**Work instructions**
Send each entry back exactly as given, pictures excluded.

**Given records**
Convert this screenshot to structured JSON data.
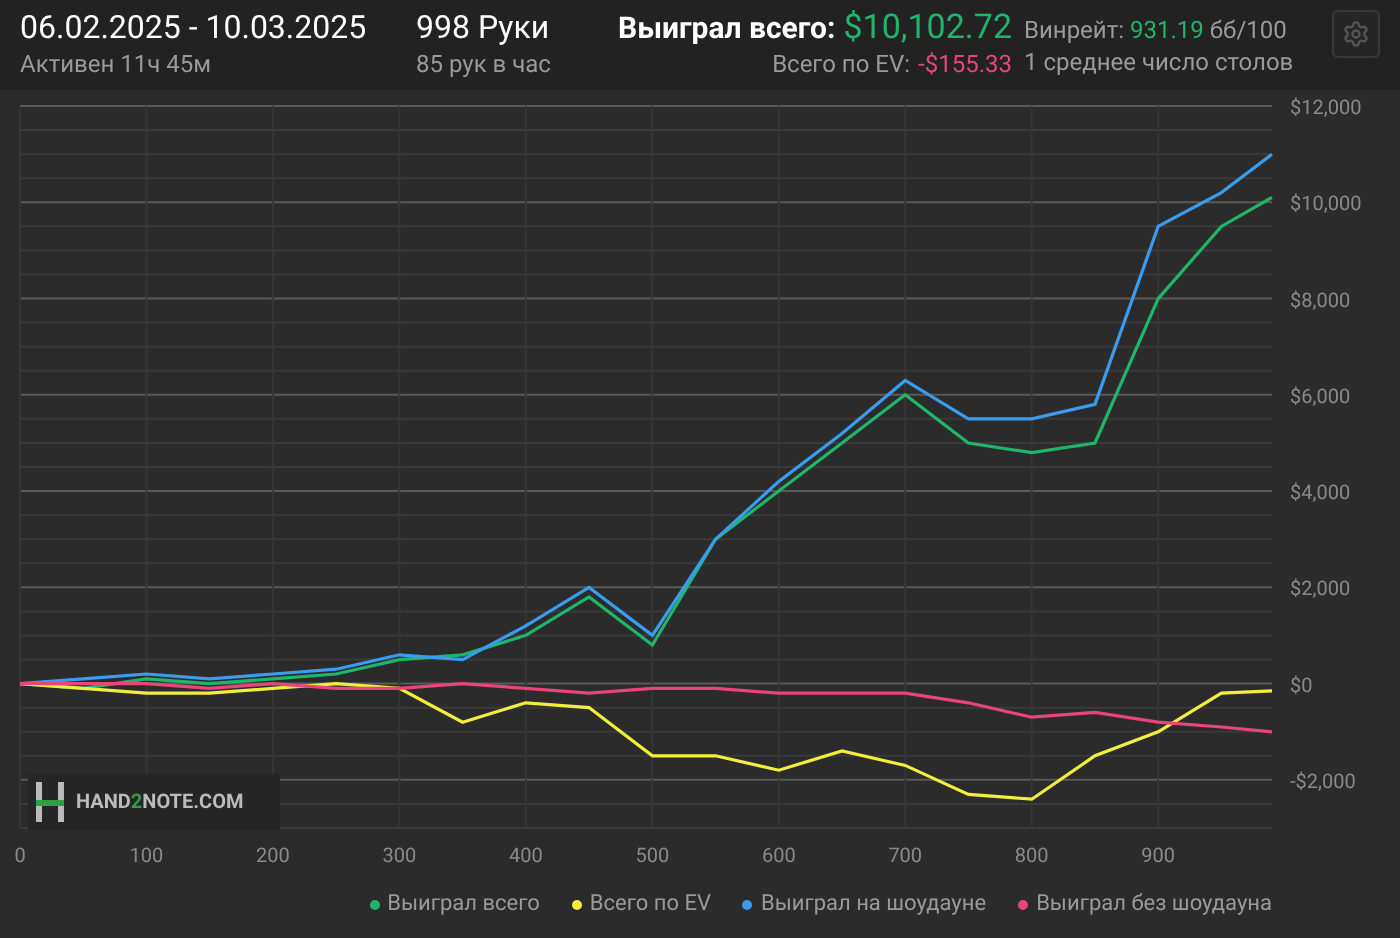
{
  "header": {
    "date_range": "06.02.2025 - 10.03.2025",
    "active_time": "Активен 11ч 45м",
    "hands": "998 Руки",
    "hands_per_hour": "85 рук в час",
    "won_total": {
      "label": "Выиграл всего:",
      "value": "$10,102.72"
    },
    "ev_total": {
      "label": "Всего по EV:",
      "value": "-$155.33"
    },
    "winrate": {
      "label": "Винрейт:",
      "value": "931.19",
      "unit": "бб/100"
    },
    "avg_tables": "1 среднее число столов"
  },
  "chart": {
    "logo": {
      "left": "HAND",
      "mid": "2",
      "right": "NOTE.COM"
    },
    "chart_data": {
      "type": "line",
      "x": [
        0,
        50,
        100,
        150,
        200,
        250,
        300,
        350,
        400,
        450,
        500,
        550,
        600,
        650,
        700,
        750,
        800,
        850,
        900,
        950,
        990
      ],
      "series": [
        {
          "name": "Выиграл всего",
          "color": "#1fb56a",
          "values": [
            0,
            -100,
            100,
            0,
            100,
            200,
            500,
            600,
            1000,
            1800,
            800,
            3000,
            4000,
            5000,
            6000,
            5000,
            4800,
            5000,
            8000,
            9500,
            10100
          ]
        },
        {
          "name": "Всего по EV",
          "color": "#f2ef3c",
          "values": [
            0,
            -100,
            -200,
            -200,
            -100,
            0,
            -100,
            -800,
            -400,
            -500,
            -1500,
            -1500,
            -1800,
            -1400,
            -1700,
            -2300,
            -2400,
            -1500,
            -1000,
            -200,
            -150
          ]
        },
        {
          "name": "Выиграл на шоудауне",
          "color": "#3a9cf0",
          "values": [
            0,
            100,
            200,
            100,
            200,
            300,
            600,
            500,
            1200,
            2000,
            1000,
            3000,
            4200,
            5200,
            6300,
            5500,
            5500,
            5800,
            9500,
            10200,
            11000
          ]
        },
        {
          "name": "Выиграл без шоудауна",
          "color": "#e8457a",
          "values": [
            0,
            0,
            0,
            -100,
            0,
            -100,
            -100,
            0,
            -100,
            -200,
            -100,
            -100,
            -200,
            -200,
            -200,
            -400,
            -700,
            -600,
            -800,
            -900,
            -1000
          ]
        }
      ],
      "grid": true,
      "xlim": [
        0,
        990
      ],
      "ylim": [
        -3000,
        12000
      ],
      "xticks": [
        0,
        100,
        200,
        300,
        400,
        500,
        600,
        700,
        800,
        900
      ],
      "yticks": [
        {
          "value": 12000,
          "label": "$12,000"
        },
        {
          "value": 10000,
          "label": "$10,000"
        },
        {
          "value": 8000,
          "label": "$8,000"
        },
        {
          "value": 6000,
          "label": "$6,000"
        },
        {
          "value": 4000,
          "label": "$4,000"
        },
        {
          "value": 2000,
          "label": "$2,000"
        },
        {
          "value": 0,
          "label": "$0"
        },
        {
          "value": -2000,
          "label": "-$2,000"
        }
      ]
    }
  }
}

**Exercise solution**
Convert this screenshot to structured JSON data.
{
  "header": {
    "date_range": "06.02.2025 - 10.03.2025",
    "active_time": "Активен 11ч 45м",
    "hands": "998 Руки",
    "hands_per_hour": "85 рук в час",
    "won_total": {
      "label": "Выиграл всего:",
      "value": "$10,102.72"
    },
    "ev_total": {
      "label": "Всего по EV:",
      "value": "-$155.33"
    },
    "winrate": {
      "label": "Винрейт:",
      "value": "931.19",
      "unit": "бб/100"
    },
    "avg_tables": "1 среднее число столов"
  },
  "chart": {
    "logo": {
      "left": "HAND",
      "mid": "2",
      "right": "NOTE.COM"
    },
    "chart_data": {
      "type": "line",
      "x": [
        0,
        50,
        100,
        150,
        200,
        250,
        300,
        350,
        400,
        450,
        500,
        550,
        600,
        650,
        700,
        750,
        800,
        850,
        900,
        950,
        990
      ],
      "series": [
        {
          "name": "Выиграл всего",
          "color": "#1fb56a",
          "values": [
            0,
            -100,
            100,
            0,
            100,
            200,
            500,
            600,
            1000,
            1800,
            800,
            3000,
            4000,
            5000,
            6000,
            5000,
            4800,
            5000,
            8000,
            9500,
            10100
          ]
        },
        {
          "name": "Всего по EV",
          "color": "#f2ef3c",
          "values": [
            0,
            -100,
            -200,
            -200,
            -100,
            0,
            -100,
            -800,
            -400,
            -500,
            -1500,
            -1500,
            -1800,
            -1400,
            -1700,
            -2300,
            -2400,
            -1500,
            -1000,
            -200,
            -150
          ]
        },
        {
          "name": "Выиграл на шоудауне",
          "color": "#3a9cf0",
          "values": [
            0,
            100,
            200,
            100,
            200,
            300,
            600,
            500,
            1200,
            2000,
            1000,
            3000,
            4200,
            5200,
            6300,
            5500,
            5500,
            5800,
            9500,
            10200,
            11000
          ]
        },
        {
          "name": "Выиграл без шоудауна",
          "color": "#e8457a",
          "values": [
            0,
            0,
            0,
            -100,
            0,
            -100,
            -100,
            0,
            -100,
            -200,
            -100,
            -100,
            -200,
            -200,
            -200,
            -400,
            -700,
            -600,
            -800,
            -900,
            -1000
          ]
        }
      ],
      "grid": true,
      "xlim": [
        0,
        990
      ],
      "ylim": [
        -3000,
        12000
      ],
      "xticks": [
        0,
        100,
        200,
        300,
        400,
        500,
        600,
        700,
        800,
        900
      ],
      "yticks": [
        {
          "value": 12000,
          "label": "$12,000"
        },
        {
          "value": 10000,
          "label": "$10,000"
        },
        {
          "value": 8000,
          "label": "$8,000"
        },
        {
          "value": 6000,
          "label": "$6,000"
        },
        {
          "value": 4000,
          "label": "$4,000"
        },
        {
          "value": 2000,
          "label": "$2,000"
        },
        {
          "value": 0,
          "label": "$0"
        },
        {
          "value": -2000,
          "label": "-$2,000"
        }
      ]
    }
  }
}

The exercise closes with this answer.